* Dataset extract:

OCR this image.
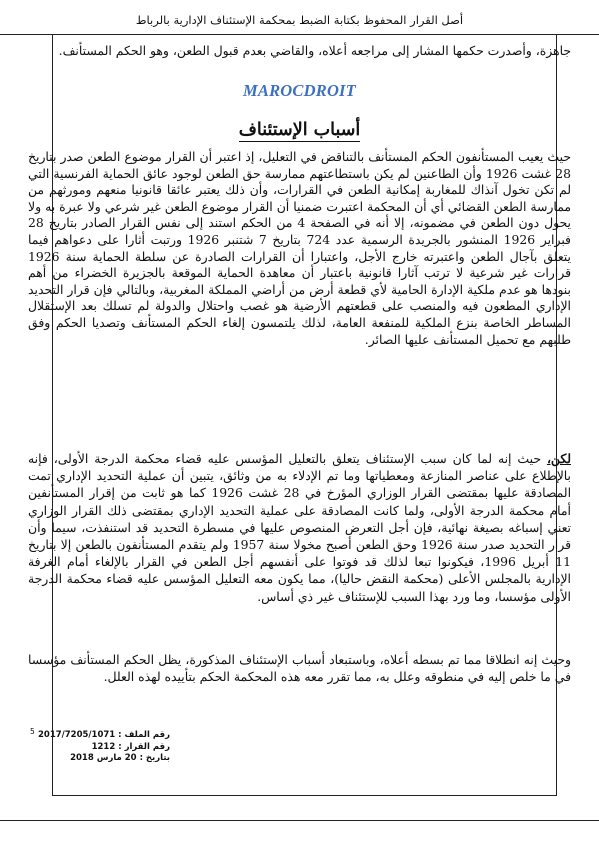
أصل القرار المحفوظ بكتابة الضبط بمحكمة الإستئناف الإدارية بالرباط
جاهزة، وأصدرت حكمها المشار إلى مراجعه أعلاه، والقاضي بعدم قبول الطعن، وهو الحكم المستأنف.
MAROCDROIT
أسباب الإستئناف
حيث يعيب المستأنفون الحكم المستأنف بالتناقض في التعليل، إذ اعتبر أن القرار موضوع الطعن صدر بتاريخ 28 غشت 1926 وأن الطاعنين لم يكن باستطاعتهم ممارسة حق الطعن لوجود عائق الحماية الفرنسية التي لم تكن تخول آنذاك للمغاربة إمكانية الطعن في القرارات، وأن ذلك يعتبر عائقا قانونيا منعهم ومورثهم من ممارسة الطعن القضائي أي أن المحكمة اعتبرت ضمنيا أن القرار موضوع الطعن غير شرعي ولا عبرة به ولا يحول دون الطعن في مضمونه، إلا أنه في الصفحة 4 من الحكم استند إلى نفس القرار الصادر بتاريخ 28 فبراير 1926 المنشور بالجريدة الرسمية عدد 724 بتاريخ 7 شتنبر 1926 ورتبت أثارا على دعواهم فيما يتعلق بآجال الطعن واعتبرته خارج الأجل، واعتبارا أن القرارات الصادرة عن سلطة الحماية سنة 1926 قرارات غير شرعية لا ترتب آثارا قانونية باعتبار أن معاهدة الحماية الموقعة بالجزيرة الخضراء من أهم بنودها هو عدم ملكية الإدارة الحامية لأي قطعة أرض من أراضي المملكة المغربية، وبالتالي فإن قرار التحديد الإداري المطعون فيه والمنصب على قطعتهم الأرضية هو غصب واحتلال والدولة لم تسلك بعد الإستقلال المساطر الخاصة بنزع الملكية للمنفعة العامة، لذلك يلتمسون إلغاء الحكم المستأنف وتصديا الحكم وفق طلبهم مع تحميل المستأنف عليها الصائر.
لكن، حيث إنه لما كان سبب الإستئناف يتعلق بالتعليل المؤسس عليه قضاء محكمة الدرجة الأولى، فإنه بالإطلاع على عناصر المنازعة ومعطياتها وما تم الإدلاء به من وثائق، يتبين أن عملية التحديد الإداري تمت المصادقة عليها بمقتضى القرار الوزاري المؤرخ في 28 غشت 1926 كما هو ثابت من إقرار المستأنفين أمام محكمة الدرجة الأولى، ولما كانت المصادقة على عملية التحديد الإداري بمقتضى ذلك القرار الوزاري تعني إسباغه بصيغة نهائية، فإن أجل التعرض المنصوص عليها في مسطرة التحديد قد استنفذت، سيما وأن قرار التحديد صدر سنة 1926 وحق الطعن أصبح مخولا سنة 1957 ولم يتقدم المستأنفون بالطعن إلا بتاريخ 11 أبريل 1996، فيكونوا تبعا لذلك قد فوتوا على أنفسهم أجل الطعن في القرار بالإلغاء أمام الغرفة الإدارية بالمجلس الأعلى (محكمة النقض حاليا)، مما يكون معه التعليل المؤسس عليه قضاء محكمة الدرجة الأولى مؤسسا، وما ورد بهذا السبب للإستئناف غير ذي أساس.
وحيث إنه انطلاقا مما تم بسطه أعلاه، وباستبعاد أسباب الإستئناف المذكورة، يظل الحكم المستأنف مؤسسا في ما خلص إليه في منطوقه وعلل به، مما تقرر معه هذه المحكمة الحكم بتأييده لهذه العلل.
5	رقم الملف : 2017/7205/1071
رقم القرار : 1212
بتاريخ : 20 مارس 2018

---

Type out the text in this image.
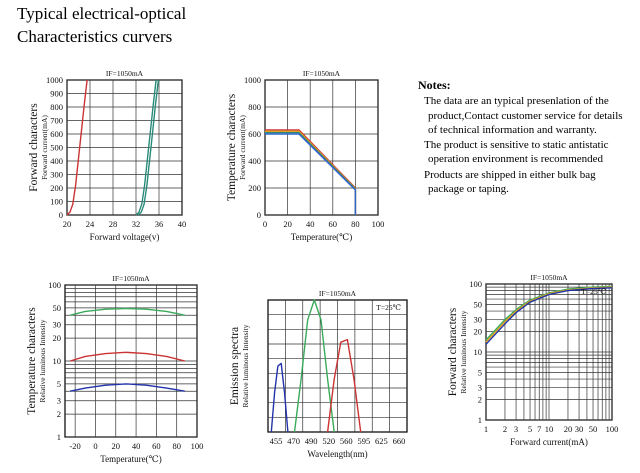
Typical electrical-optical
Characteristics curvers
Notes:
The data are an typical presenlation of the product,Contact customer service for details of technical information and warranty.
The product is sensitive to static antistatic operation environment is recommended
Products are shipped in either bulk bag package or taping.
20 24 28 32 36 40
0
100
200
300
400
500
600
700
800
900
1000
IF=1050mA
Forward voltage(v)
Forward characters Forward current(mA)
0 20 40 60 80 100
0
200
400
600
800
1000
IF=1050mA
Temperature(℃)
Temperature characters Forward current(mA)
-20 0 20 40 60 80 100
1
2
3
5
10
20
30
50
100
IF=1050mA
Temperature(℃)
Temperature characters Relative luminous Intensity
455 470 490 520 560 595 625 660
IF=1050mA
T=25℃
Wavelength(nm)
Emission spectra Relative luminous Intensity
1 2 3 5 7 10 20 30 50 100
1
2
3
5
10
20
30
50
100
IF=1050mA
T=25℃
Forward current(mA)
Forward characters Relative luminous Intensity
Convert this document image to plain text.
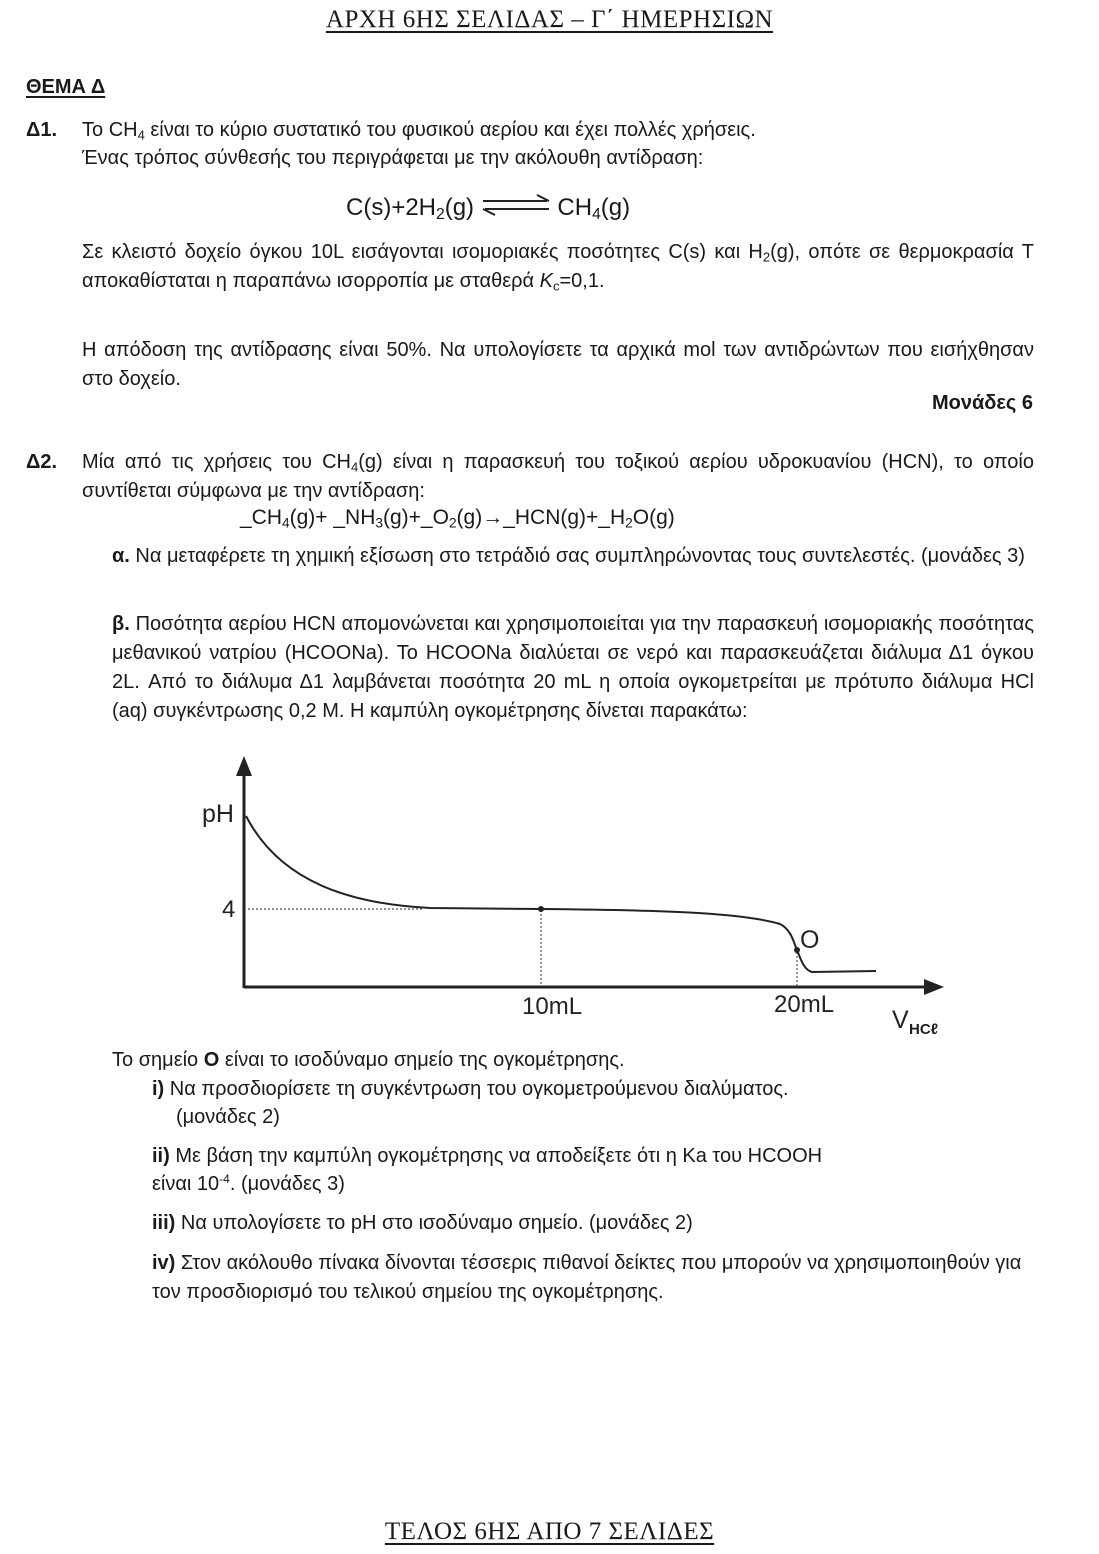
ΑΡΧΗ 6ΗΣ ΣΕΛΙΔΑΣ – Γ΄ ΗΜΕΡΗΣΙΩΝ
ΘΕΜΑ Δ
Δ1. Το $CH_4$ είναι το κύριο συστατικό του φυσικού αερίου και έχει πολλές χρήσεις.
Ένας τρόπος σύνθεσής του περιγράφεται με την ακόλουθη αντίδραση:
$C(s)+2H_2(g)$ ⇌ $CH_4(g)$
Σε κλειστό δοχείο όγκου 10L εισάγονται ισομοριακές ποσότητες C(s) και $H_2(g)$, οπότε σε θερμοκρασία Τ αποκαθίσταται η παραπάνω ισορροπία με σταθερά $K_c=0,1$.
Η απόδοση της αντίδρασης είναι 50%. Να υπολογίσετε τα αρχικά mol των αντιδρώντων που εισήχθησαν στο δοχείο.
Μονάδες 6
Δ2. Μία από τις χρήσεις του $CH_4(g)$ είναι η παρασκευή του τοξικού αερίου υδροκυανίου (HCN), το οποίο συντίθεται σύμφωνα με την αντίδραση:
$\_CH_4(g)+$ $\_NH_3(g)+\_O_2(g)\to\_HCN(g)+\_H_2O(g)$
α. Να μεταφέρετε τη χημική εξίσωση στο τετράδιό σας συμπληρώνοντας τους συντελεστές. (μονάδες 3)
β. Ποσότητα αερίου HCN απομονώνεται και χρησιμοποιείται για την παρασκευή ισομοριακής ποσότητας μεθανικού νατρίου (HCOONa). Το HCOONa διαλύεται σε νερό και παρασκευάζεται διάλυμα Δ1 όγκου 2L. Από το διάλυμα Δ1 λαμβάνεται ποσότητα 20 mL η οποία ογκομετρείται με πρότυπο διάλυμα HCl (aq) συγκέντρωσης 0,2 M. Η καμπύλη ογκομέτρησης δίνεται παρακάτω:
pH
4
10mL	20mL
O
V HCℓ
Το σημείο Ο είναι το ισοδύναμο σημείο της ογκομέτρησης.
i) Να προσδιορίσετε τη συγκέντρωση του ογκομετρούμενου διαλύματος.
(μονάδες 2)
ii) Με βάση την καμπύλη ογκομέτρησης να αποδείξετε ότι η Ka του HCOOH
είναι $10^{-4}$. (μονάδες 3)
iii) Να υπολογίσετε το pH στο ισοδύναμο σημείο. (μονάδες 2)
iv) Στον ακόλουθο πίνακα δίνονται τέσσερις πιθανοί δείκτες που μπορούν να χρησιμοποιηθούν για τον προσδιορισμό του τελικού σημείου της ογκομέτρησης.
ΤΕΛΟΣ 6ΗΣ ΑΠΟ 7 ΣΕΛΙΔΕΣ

==

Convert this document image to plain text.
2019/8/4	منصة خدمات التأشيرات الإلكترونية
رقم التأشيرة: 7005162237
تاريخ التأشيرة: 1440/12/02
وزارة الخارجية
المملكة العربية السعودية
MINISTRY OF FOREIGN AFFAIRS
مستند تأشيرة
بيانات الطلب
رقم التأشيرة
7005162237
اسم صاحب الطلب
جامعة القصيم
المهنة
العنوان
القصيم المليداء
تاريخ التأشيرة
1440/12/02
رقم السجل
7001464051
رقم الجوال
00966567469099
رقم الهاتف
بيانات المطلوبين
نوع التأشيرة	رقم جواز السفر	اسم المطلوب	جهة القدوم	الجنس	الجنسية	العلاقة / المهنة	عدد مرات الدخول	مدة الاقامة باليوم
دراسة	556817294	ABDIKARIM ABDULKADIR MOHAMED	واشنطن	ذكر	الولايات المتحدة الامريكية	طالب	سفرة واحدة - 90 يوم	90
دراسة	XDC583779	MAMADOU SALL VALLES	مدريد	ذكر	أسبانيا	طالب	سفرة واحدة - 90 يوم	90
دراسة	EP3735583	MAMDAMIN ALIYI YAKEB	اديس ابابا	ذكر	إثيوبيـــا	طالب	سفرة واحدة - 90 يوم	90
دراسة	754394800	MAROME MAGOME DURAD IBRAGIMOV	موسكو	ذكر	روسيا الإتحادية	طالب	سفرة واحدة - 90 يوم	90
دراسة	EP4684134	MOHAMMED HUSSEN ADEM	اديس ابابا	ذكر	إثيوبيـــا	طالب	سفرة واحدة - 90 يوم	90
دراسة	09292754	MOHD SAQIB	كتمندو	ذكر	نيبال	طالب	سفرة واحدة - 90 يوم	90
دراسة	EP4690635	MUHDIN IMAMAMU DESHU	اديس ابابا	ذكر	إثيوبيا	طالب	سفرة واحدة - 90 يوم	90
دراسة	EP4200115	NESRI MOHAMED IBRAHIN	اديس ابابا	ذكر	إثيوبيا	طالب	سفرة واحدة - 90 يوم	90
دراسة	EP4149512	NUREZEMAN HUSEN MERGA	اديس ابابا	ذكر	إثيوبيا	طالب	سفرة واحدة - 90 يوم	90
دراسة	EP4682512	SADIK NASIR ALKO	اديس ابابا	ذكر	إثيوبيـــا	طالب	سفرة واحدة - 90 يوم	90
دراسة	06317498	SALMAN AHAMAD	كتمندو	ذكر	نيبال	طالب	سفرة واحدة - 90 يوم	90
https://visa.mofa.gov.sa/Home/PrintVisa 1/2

* Problem to solve:
Only a number is wanted: how many lines of the data above contain "luminous"?

* The output:
3